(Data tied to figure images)

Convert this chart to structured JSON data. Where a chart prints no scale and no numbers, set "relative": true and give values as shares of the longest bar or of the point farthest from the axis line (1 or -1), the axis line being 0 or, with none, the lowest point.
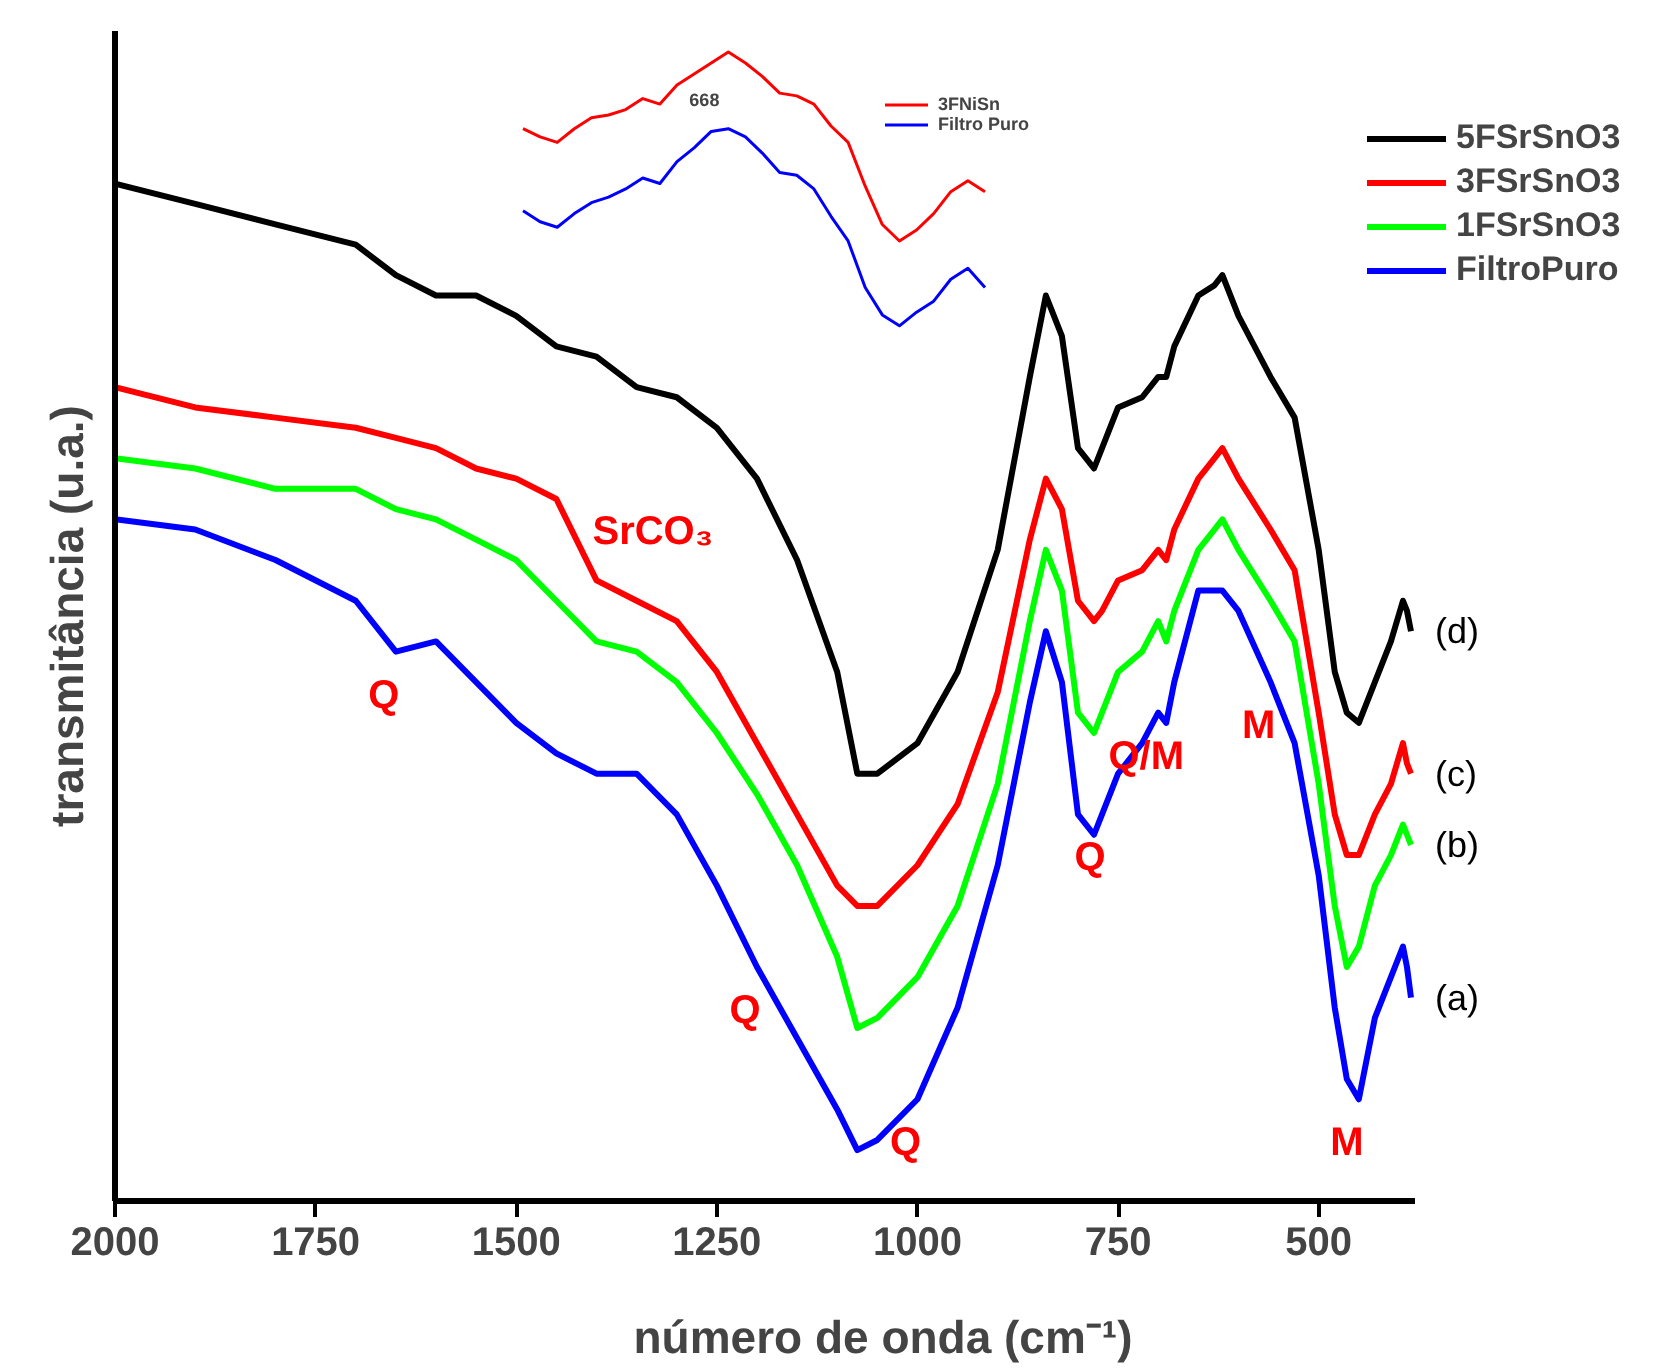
{
  "chart_data": [
    {
      "type": "line",
      "relative": true,
      "xlabel": "número de onda (cm⁻¹)",
      "ylabel": "transmitância (u.a.)",
      "x": [
        2000,
        1900,
        1800,
        1700,
        1650,
        1600,
        1550,
        1500,
        1450,
        1400,
        1350,
        1300,
        1250,
        1200,
        1150,
        1100,
        1075,
        1050,
        1000,
        950,
        900,
        860,
        840,
        820,
        800,
        780,
        770,
        750,
        720,
        700,
        690,
        680,
        650,
        630,
        620,
        600,
        560,
        530,
        500,
        480,
        465,
        450,
        430,
        410,
        395,
        390,
        385
      ],
      "xlim": [
        2000,
        380
      ],
      "xticks": [
        2000,
        1750,
        1500,
        1250,
        1000,
        750,
        500
      ],
      "series": [
        {
          "name": "5FSrSnO3",
          "color": "#000000",
          "values": [
            1.0,
            0.98,
            0.96,
            0.94,
            0.91,
            0.89,
            0.89,
            0.87,
            0.84,
            0.83,
            0.8,
            0.79,
            0.76,
            0.71,
            0.63,
            0.52,
            0.42,
            0.42,
            0.45,
            0.52,
            0.64,
            0.81,
            0.89,
            0.85,
            0.74,
            0.72,
            0.74,
            0.78,
            0.79,
            0.81,
            0.81,
            0.84,
            0.89,
            0.9,
            0.91,
            0.87,
            0.81,
            0.77,
            0.64,
            0.52,
            0.48,
            0.47,
            0.51,
            0.55,
            0.59,
            0.58,
            0.56
          ]
        },
        {
          "name": "3FSrSnO3",
          "color": "#ff0000",
          "values": [
            0.8,
            0.78,
            0.77,
            0.76,
            0.75,
            0.74,
            0.72,
            0.71,
            0.69,
            0.61,
            0.59,
            0.57,
            0.52,
            0.45,
            0.38,
            0.31,
            0.29,
            0.29,
            0.33,
            0.39,
            0.5,
            0.65,
            0.71,
            0.68,
            0.59,
            0.57,
            0.58,
            0.61,
            0.62,
            0.64,
            0.63,
            0.66,
            0.71,
            0.73,
            0.74,
            0.71,
            0.66,
            0.62,
            0.48,
            0.38,
            0.34,
            0.34,
            0.38,
            0.41,
            0.45,
            0.43,
            0.42
          ]
        },
        {
          "name": "1FSrSnO3",
          "color": "#00ff00",
          "values": [
            0.73,
            0.72,
            0.7,
            0.7,
            0.68,
            0.67,
            0.65,
            0.63,
            0.59,
            0.55,
            0.54,
            0.51,
            0.46,
            0.4,
            0.33,
            0.24,
            0.17,
            0.18,
            0.22,
            0.29,
            0.41,
            0.57,
            0.64,
            0.6,
            0.48,
            0.46,
            0.48,
            0.52,
            0.54,
            0.57,
            0.55,
            0.58,
            0.64,
            0.66,
            0.67,
            0.64,
            0.59,
            0.55,
            0.41,
            0.29,
            0.23,
            0.25,
            0.31,
            0.34,
            0.37,
            0.36,
            0.35
          ]
        },
        {
          "name": "FiltroPuro",
          "color": "#0000ff",
          "values": [
            0.67,
            0.66,
            0.63,
            0.59,
            0.54,
            0.55,
            0.51,
            0.47,
            0.44,
            0.42,
            0.42,
            0.38,
            0.31,
            0.23,
            0.16,
            0.09,
            0.05,
            0.06,
            0.1,
            0.19,
            0.33,
            0.49,
            0.56,
            0.51,
            0.38,
            0.36,
            0.38,
            0.42,
            0.45,
            0.48,
            0.47,
            0.51,
            0.6,
            0.6,
            0.6,
            0.58,
            0.51,
            0.45,
            0.32,
            0.19,
            0.12,
            0.1,
            0.18,
            0.22,
            0.25,
            0.23,
            0.2
          ]
        }
      ],
      "annotations": [
        {
          "text": "Q",
          "x": 1650,
          "y": 0.54
        },
        {
          "text": "SrCO₃",
          "x": 1400,
          "y": 0.61
        },
        {
          "text": "Q",
          "x": 1200,
          "y": 0.23
        },
        {
          "text": "Q",
          "x": 1000,
          "y": 0.1
        },
        {
          "text": "Q",
          "x": 770,
          "y": 0.38
        },
        {
          "text": "Q/M",
          "x": 700,
          "y": 0.48
        },
        {
          "text": "M",
          "x": 560,
          "y": 0.51
        },
        {
          "text": "M",
          "x": 450,
          "y": 0.1
        },
        {
          "text": "(d)",
          "x": 385,
          "y": 0.56
        },
        {
          "text": "(c)",
          "x": 385,
          "y": 0.42
        },
        {
          "text": "(b)",
          "x": 385,
          "y": 0.35
        },
        {
          "text": "(a)",
          "x": 385,
          "y": 0.2
        }
      ],
      "legend": "top right",
      "grid": false,
      "tick_labels": "x",
      "line_style": "solid"
    },
    {
      "type": "line",
      "relative": true,
      "categories": [
        null,
        null,
        null,
        null,
        null,
        null,
        null,
        null,
        null,
        null,
        null,
        null,
        null,
        null,
        null,
        null,
        null,
        null,
        null,
        null,
        null,
        null,
        null,
        null,
        null,
        null,
        null,
        null
      ],
      "series": [
        {
          "name": "3FNiSn",
          "color": "#ff0000",
          "values": [
            0.72,
            0.69,
            0.67,
            0.72,
            0.76,
            0.77,
            0.79,
            0.83,
            0.81,
            0.88,
            0.92,
            0.96,
            1.0,
            0.96,
            0.91,
            0.85,
            0.84,
            0.81,
            0.73,
            0.67,
            0.51,
            0.37,
            0.31,
            0.35,
            0.41,
            0.49,
            0.53,
            0.49
          ]
        },
        {
          "name": "Filtro Puro",
          "color": "#0000ff",
          "values": [
            0.42,
            0.38,
            0.36,
            0.41,
            0.45,
            0.47,
            0.5,
            0.54,
            0.52,
            0.6,
            0.65,
            0.71,
            0.72,
            0.69,
            0.63,
            0.56,
            0.55,
            0.5,
            0.4,
            0.31,
            0.14,
            0.04,
            0.0,
            0.05,
            0.09,
            0.17,
            0.21,
            0.14
          ]
        }
      ],
      "annotations": [
        "668"
      ],
      "legend": "top right",
      "tick_labels": false
    }
  ]
}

#### Instructions for the task
Copy every line above word for word and exclude the pictures.

#### Output of the task
Convert this chart to structured JSON data. Where a chart prints no scale and no numbers, set "relative": true and give values as shares of the longest bar or of the point farthest from the axis line (1 or -1), the axis line being 0 or, with none, the lowest point.
{
  "chart_data": [
    {
      "type": "line",
      "relative": true,
      "xlabel": "número de onda (cm⁻¹)",
      "ylabel": "transmitância (u.a.)",
      "x": [
        2000,
        1900,
        1800,
        1700,
        1650,
        1600,
        1550,
        1500,
        1450,
        1400,
        1350,
        1300,
        1250,
        1200,
        1150,
        1100,
        1075,
        1050,
        1000,
        950,
        900,
        860,
        840,
        820,
        800,
        780,
        770,
        750,
        720,
        700,
        690,
        680,
        650,
        630,
        620,
        600,
        560,
        530,
        500,
        480,
        465,
        450,
        430,
        410,
        395,
        390,
        385
      ],
      "xlim": [
        2000,
        380
      ],
      "xticks": [
        2000,
        1750,
        1500,
        1250,
        1000,
        750,
        500
      ],
      "series": [
        {
          "name": "5FSrSnO3",
          "color": "#000000",
          "values": [
            1.0,
            0.98,
            0.96,
            0.94,
            0.91,
            0.89,
            0.89,
            0.87,
            0.84,
            0.83,
            0.8,
            0.79,
            0.76,
            0.71,
            0.63,
            0.52,
            0.42,
            0.42,
            0.45,
            0.52,
            0.64,
            0.81,
            0.89,
            0.85,
            0.74,
            0.72,
            0.74,
            0.78,
            0.79,
            0.81,
            0.81,
            0.84,
            0.89,
            0.9,
            0.91,
            0.87,
            0.81,
            0.77,
            0.64,
            0.52,
            0.48,
            0.47,
            0.51,
            0.55,
            0.59,
            0.58,
            0.56
          ]
        },
        {
          "name": "3FSrSnO3",
          "color": "#ff0000",
          "values": [
            0.8,
            0.78,
            0.77,
            0.76,
            0.75,
            0.74,
            0.72,
            0.71,
            0.69,
            0.61,
            0.59,
            0.57,
            0.52,
            0.45,
            0.38,
            0.31,
            0.29,
            0.29,
            0.33,
            0.39,
            0.5,
            0.65,
            0.71,
            0.68,
            0.59,
            0.57,
            0.58,
            0.61,
            0.62,
            0.64,
            0.63,
            0.66,
            0.71,
            0.73,
            0.74,
            0.71,
            0.66,
            0.62,
            0.48,
            0.38,
            0.34,
            0.34,
            0.38,
            0.41,
            0.45,
            0.43,
            0.42
          ]
        },
        {
          "name": "1FSrSnO3",
          "color": "#00ff00",
          "values": [
            0.73,
            0.72,
            0.7,
            0.7,
            0.68,
            0.67,
            0.65,
            0.63,
            0.59,
            0.55,
            0.54,
            0.51,
            0.46,
            0.4,
            0.33,
            0.24,
            0.17,
            0.18,
            0.22,
            0.29,
            0.41,
            0.57,
            0.64,
            0.6,
            0.48,
            0.46,
            0.48,
            0.52,
            0.54,
            0.57,
            0.55,
            0.58,
            0.64,
            0.66,
            0.67,
            0.64,
            0.59,
            0.55,
            0.41,
            0.29,
            0.23,
            0.25,
            0.31,
            0.34,
            0.37,
            0.36,
            0.35
          ]
        },
        {
          "name": "FiltroPuro",
          "color": "#0000ff",
          "values": [
            0.67,
            0.66,
            0.63,
            0.59,
            0.54,
            0.55,
            0.51,
            0.47,
            0.44,
            0.42,
            0.42,
            0.38,
            0.31,
            0.23,
            0.16,
            0.09,
            0.05,
            0.06,
            0.1,
            0.19,
            0.33,
            0.49,
            0.56,
            0.51,
            0.38,
            0.36,
            0.38,
            0.42,
            0.45,
            0.48,
            0.47,
            0.51,
            0.6,
            0.6,
            0.6,
            0.58,
            0.51,
            0.45,
            0.32,
            0.19,
            0.12,
            0.1,
            0.18,
            0.22,
            0.25,
            0.23,
            0.2
          ]
        }
      ],
      "annotations": [
        {
          "text": "Q",
          "x": 1650,
          "y": 0.54
        },
        {
          "text": "SrCO₃",
          "x": 1400,
          "y": 0.61
        },
        {
          "text": "Q",
          "x": 1200,
          "y": 0.23
        },
        {
          "text": "Q",
          "x": 1000,
          "y": 0.1
        },
        {
          "text": "Q",
          "x": 770,
          "y": 0.38
        },
        {
          "text": "Q/M",
          "x": 700,
          "y": 0.48
        },
        {
          "text": "M",
          "x": 560,
          "y": 0.51
        },
        {
          "text": "M",
          "x": 450,
          "y": 0.1
        },
        {
          "text": "(d)",
          "x": 385,
          "y": 0.56
        },
        {
          "text": "(c)",
          "x": 385,
          "y": 0.42
        },
        {
          "text": "(b)",
          "x": 385,
          "y": 0.35
        },
        {
          "text": "(a)",
          "x": 385,
          "y": 0.2
        }
      ],
      "legend": "top right",
      "grid": false,
      "tick_labels": "x",
      "line_style": "solid"
    },
    {
      "type": "line",
      "relative": true,
      "categories": [
        null,
        null,
        null,
        null,
        null,
        null,
        null,
        null,
        null,
        null,
        null,
        null,
        null,
        null,
        null,
        null,
        null,
        null,
        null,
        null,
        null,
        null,
        null,
        null,
        null,
        null,
        null,
        null
      ],
      "series": [
        {
          "name": "3FNiSn",
          "color": "#ff0000",
          "values": [
            0.72,
            0.69,
            0.67,
            0.72,
            0.76,
            0.77,
            0.79,
            0.83,
            0.81,
            0.88,
            0.92,
            0.96,
            1.0,
            0.96,
            0.91,
            0.85,
            0.84,
            0.81,
            0.73,
            0.67,
            0.51,
            0.37,
            0.31,
            0.35,
            0.41,
            0.49,
            0.53,
            0.49
          ]
        },
        {
          "name": "Filtro Puro",
          "color": "#0000ff",
          "values": [
            0.42,
            0.38,
            0.36,
            0.41,
            0.45,
            0.47,
            0.5,
            0.54,
            0.52,
            0.6,
            0.65,
            0.71,
            0.72,
            0.69,
            0.63,
            0.56,
            0.55,
            0.5,
            0.4,
            0.31,
            0.14,
            0.04,
            0.0,
            0.05,
            0.09,
            0.17,
            0.21,
            0.14
          ]
        }
      ],
      "annotations": [
        "668"
      ],
      "legend": "top right",
      "tick_labels": false
    }
  ]
}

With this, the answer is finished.